● Task details
Quote the entries that follow exactly, leaving none out.
--- BEGIN ---
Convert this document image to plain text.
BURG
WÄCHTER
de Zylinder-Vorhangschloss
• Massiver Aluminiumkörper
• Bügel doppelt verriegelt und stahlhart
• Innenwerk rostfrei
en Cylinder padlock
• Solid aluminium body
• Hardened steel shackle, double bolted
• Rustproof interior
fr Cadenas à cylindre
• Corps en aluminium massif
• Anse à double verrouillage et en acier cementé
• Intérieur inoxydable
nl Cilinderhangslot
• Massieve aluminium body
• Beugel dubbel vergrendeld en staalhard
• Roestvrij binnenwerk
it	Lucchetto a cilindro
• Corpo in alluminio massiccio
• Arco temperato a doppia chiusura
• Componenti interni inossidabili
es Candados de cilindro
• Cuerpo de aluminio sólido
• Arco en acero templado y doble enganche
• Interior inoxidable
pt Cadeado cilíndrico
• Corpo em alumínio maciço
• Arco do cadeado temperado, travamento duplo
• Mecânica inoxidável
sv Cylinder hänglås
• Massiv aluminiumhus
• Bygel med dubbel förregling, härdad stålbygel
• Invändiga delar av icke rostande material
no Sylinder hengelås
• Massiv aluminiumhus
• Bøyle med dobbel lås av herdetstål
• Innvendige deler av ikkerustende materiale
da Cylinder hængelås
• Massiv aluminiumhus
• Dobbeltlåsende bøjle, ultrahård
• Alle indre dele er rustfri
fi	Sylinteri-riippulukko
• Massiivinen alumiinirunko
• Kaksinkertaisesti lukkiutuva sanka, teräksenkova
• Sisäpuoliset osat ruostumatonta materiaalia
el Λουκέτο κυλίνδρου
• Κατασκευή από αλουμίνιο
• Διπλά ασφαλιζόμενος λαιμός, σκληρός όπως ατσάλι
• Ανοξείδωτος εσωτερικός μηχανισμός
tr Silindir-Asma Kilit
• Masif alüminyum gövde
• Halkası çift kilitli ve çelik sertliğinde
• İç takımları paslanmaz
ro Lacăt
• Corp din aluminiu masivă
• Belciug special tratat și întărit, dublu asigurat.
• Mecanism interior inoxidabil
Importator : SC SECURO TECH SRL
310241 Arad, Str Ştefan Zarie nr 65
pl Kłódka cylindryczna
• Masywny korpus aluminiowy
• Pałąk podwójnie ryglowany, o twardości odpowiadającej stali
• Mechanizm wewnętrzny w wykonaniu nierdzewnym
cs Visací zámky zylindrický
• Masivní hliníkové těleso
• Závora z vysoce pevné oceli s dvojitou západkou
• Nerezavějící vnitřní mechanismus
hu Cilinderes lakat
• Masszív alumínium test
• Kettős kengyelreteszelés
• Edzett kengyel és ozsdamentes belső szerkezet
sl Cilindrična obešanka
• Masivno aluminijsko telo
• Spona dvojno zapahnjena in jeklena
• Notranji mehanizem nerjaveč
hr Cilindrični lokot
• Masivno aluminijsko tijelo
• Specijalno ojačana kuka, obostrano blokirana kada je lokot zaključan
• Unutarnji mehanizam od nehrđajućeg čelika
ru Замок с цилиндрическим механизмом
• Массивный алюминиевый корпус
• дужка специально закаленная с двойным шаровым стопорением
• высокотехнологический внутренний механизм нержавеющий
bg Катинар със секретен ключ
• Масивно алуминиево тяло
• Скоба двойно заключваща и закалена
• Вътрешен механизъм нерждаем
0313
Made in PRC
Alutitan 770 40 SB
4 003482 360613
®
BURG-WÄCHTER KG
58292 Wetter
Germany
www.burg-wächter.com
--- END ---
● Exercise output
Convert this document image to plain text.
BURG
WÄCHTER
de Zylinder-Vorhangschloss
• Massiver Aluminiumkörper
• Bügel doppelt verriegelt und stahlhart
• Innenwerk rostfrei
en Cylinder padlock
• Solid aluminium body
• Hardened steel shackle, double bolted
• Rustproof interior
fr Cadenas à cylindre
• Corps en aluminium massif
• Anse à double verrouillage et en acier cementé
• Intérieur inoxydable
nl Cilinderhangslot
• Massieve aluminium body
• Beugel dubbel vergrendeld en staalhard
• Roestvrij binnenwerk
it	Lucchetto a cilindro
• Corpo in alluminio massiccio
• Arco temperato a doppia chiusura
• Componenti interni inossidabili
es Candados de cilindro
• Cuerpo de aluminio sólido
• Arco en acero templado y doble enganche
• Interior inoxidable
pt Cadeado cilíndrico
• Corpo em alumínio maciço
• Arco do cadeado temperado, travamento duplo
• Mecânica inoxidável
sv Cylinder hänglås
• Massiv aluminiumhus
• Bygel med dubbel förregling, härdad stålbygel
• Invändiga delar av icke rostande material
no Sylinder hengelås
• Massiv aluminiumhus
• Bøyle med dobbel lås av herdetstål
• Innvendige deler av ikkerustende materiale
da Cylinder hængelås
• Massiv aluminiumhus
• Dobbeltlåsende bøjle, ultrahård
• Alle indre dele er rustfri
fi	Sylinteri-riippulukko
• Massiivinen alumiinirunko
• Kaksinkertaisesti lukkiutuva sanka, teräksenkova
• Sisäpuoliset osat ruostumatonta materiaalia
el Λουκέτο κυλίνδρου
• Κατασκευή από αλουμίνιο
• Διπλά ασφαλιζόμενος λαιμός, σκληρός όπως ατσάλι
• Ανοξείδωτος εσωτερικός μηχανισμός
tr Silindir-Asma Kilit
• Masif alüminyum gövde
• Halkası çift kilitli ve çelik sertliğinde
• İç takımları paslanmaz
ro Lacăt
• Corp din aluminiu masivă
• Belciug special tratat și întărit, dublu asigurat.
• Mecanism interior inoxidabil
Importator : SC SECURO TECH SRL
310241 Arad, Str Ştefan Zarie nr 65
pl Kłódka cylindryczna
• Masywny korpus aluminiowy
• Pałąk podwójnie ryglowany, o twardości odpowiadającej stali
• Mechanizm wewnętrzny w wykonaniu nierdzewnym
cs Visací zámky zylindrický
• Masivní hliníkové těleso
• Závora z vysoce pevné oceli s dvojitou západkou
• Nerezavějící vnitřní mechanismus
hu Cilinderes lakat
• Masszív alumínium test
• Kettős kengyelreteszelés
• Edzett kengyel és ozsdamentes belső szerkezet
sl Cilindrična obešanka
• Masivno aluminijsko telo
• Spona dvojno zapahnjena in jeklena
• Notranji mehanizem nerjaveč
hr Cilindrični lokot
• Masivno aluminijsko tijelo
• Specijalno ojačana kuka, obostrano blokirana kada je lokot zaključan
• Unutarnji mehanizam od nehrđajućeg čelika
ru Замок с цилиндрическим механизмом
• Массивный алюминиевый корпус
• дужка специально закаленная с двойным шаровым стопорением
• высокотехнологический внутренний механизм нержавеющий
bg Катинар със секретен ключ
• Масивно алуминиево тяло
• Скоба двойно заключваща и закалена
• Вътрешен механизъм нерждаем
0313
Made in PRC
Alutitan 770 40 SB
4 003482 360613
®
BURG-WÄCHTER KG
58292 Wetter
Germany
www.burg-wächter.com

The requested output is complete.